### WHAT TO DO
Reproduce each record exactly.
#####
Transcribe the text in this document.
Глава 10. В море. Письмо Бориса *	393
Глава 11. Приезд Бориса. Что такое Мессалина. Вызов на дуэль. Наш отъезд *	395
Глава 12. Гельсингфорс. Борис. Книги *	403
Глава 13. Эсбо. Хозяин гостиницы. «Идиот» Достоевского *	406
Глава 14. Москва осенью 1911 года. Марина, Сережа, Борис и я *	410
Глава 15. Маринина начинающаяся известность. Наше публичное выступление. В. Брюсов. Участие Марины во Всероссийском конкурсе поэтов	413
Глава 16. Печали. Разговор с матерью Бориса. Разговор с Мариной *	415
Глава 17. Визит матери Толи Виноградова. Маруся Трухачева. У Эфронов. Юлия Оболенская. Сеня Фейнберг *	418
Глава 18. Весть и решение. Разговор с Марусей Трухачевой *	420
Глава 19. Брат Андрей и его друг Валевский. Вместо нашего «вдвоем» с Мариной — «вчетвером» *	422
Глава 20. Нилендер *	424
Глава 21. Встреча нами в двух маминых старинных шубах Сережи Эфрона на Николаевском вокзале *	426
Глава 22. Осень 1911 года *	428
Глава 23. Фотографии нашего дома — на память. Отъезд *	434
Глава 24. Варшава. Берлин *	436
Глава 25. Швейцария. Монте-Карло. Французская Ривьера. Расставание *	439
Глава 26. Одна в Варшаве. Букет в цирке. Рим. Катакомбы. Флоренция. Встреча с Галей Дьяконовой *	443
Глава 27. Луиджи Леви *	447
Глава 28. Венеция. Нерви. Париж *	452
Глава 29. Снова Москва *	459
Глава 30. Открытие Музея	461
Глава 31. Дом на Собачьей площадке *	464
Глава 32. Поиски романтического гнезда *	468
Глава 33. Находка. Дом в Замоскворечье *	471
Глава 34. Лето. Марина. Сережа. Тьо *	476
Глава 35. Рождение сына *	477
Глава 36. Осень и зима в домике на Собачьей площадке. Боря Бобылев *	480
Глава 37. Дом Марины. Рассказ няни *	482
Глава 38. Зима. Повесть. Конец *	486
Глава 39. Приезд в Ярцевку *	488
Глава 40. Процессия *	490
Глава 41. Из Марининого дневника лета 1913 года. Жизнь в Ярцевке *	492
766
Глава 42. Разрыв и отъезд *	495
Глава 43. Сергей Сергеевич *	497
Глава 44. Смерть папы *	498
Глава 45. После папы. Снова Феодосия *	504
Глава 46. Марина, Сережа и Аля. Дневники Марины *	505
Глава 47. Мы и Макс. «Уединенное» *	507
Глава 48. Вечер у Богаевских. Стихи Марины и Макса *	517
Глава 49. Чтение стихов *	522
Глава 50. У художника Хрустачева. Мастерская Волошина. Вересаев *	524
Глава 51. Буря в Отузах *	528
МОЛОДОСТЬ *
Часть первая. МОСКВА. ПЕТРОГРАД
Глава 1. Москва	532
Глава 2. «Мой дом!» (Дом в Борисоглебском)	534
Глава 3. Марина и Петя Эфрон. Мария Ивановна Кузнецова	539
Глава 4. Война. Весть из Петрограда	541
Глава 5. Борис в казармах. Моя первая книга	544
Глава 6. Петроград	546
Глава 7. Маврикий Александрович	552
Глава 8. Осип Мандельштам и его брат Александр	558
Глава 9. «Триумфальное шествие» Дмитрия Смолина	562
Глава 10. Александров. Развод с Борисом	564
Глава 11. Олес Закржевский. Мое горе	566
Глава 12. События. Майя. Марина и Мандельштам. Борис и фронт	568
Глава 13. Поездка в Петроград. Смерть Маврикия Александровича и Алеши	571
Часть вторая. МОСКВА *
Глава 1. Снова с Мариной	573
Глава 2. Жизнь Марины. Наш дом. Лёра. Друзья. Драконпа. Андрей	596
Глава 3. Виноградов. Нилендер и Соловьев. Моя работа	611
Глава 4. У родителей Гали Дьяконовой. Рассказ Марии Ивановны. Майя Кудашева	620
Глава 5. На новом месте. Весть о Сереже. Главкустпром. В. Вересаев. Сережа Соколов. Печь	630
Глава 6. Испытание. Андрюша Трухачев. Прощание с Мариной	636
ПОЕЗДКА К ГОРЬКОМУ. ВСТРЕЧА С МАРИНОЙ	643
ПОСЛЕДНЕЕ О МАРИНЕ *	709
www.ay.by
#####
### RESPONSE
Transcribe the text in this document.
Глава 10. В море. Письмо Бориса *	393
Глава 11. Приезд Бориса. Что такое Мессалина. Вызов на дуэль. Наш отъезд *	395
Глава 12. Гельсингфорс. Борис. Книги *	403
Глава 13. Эсбо. Хозяин гостиницы. «Идиот» Достоевского *	406
Глава 14. Москва осенью 1911 года. Марина, Сережа, Борис и я *	410
Глава 15. Маринина начинающаяся известность. Наше публичное выступление. В. Брюсов. Участие Марины во Всероссийском конкурсе поэтов	413
Глава 16. Печали. Разговор с матерью Бориса. Разговор с Мариной *	415
Глава 17. Визит матери Толи Виноградова. Маруся Трухачева. У Эфронов. Юлия Оболенская. Сеня Фейнберг *	418
Глава 18. Весть и решение. Разговор с Марусей Трухачевой *	420
Глава 19. Брат Андрей и его друг Валевский. Вместо нашего «вдвоем» с Мариной — «вчетвером» *	422
Глава 20. Нилендер *	424
Глава 21. Встреча нами в двух маминых старинных шубах Сережи Эфрона на Николаевском вокзале *	426
Глава 22. Осень 1911 года *	428
Глава 23. Фотографии нашего дома — на память. Отъезд *	434
Глава 24. Варшава. Берлин *	436
Глава 25. Швейцария. Монте-Карло. Французская Ривьера. Расставание *	439
Глава 26. Одна в Варшаве. Букет в цирке. Рим. Катакомбы. Флоренция. Встреча с Галей Дьяконовой *	443
Глава 27. Луиджи Леви *	447
Глава 28. Венеция. Нерви. Париж *	452
Глава 29. Снова Москва *	459
Глава 30. Открытие Музея	461
Глава 31. Дом на Собачьей площадке *	464
Глава 32. Поиски романтического гнезда *	468
Глава 33. Находка. Дом в Замоскворечье *	471
Глава 34. Лето. Марина. Сережа. Тьо *	476
Глава 35. Рождение сына *	477
Глава 36. Осень и зима в домике на Собачьей площадке. Боря Бобылев *	480
Глава 37. Дом Марины. Рассказ няни *	482
Глава 38. Зима. Повесть. Конец *	486
Глава 39. Приезд в Ярцевку *	488
Глава 40. Процессия *	490
Глава 41. Из Марининого дневника лета 1913 года. Жизнь в Ярцевке *	492
766
Глава 42. Разрыв и отъезд *	495
Глава 43. Сергей Сергеевич *	497
Глава 44. Смерть папы *	498
Глава 45. После папы. Снова Феодосия *	504
Глава 46. Марина, Сережа и Аля. Дневники Марины *	505
Глава 47. Мы и Макс. «Уединенное» *	507
Глава 48. Вечер у Богаевских. Стихи Марины и Макса *	517
Глава 49. Чтение стихов *	522
Глава 50. У художника Хрустачева. Мастерская Волошина. Вересаев *	524
Глава 51. Буря в Отузах *	528
МОЛОДОСТЬ *
Часть первая. МОСКВА. ПЕТРОГРАД
Глава 1. Москва	532
Глава 2. «Мой дом!» (Дом в Борисоглебском)	534
Глава 3. Марина и Петя Эфрон. Мария Ивановна Кузнецова	539
Глава 4. Война. Весть из Петрограда	541
Глава 5. Борис в казармах. Моя первая книга	544
Глава 6. Петроград	546
Глава 7. Маврикий Александрович	552
Глава 8. Осип Мандельштам и его брат Александр	558
Глава 9. «Триумфальное шествие» Дмитрия Смолина	562
Глава 10. Александров. Развод с Борисом	564
Глава 11. Олес Закржевский. Мое горе	566
Глава 12. События. Майя. Марина и Мандельштам. Борис и фронт	568
Глава 13. Поездка в Петроград. Смерть Маврикия Александровича и Алеши	571
Часть вторая. МОСКВА *
Глава 1. Снова с Мариной	573
Глава 2. Жизнь Марины. Наш дом. Лёра. Друзья. Драконпа. Андрей	596
Глава 3. Виноградов. Нилендер и Соловьев. Моя работа	611
Глава 4. У родителей Гали Дьяконовой. Рассказ Марии Ивановны. Майя Кудашева	620
Глава 5. На новом месте. Весть о Сереже. Главкустпром. В. Вересаев. Сережа Соколов. Печь	630
Глава 6. Испытание. Андрюша Трухачев. Прощание с Мариной	636
ПОЕЗДКА К ГОРЬКОМУ. ВСТРЕЧА С МАРИНОЙ	643
ПОСЛЕДНЕЕ О МАРИНЕ *	709
www.ay.by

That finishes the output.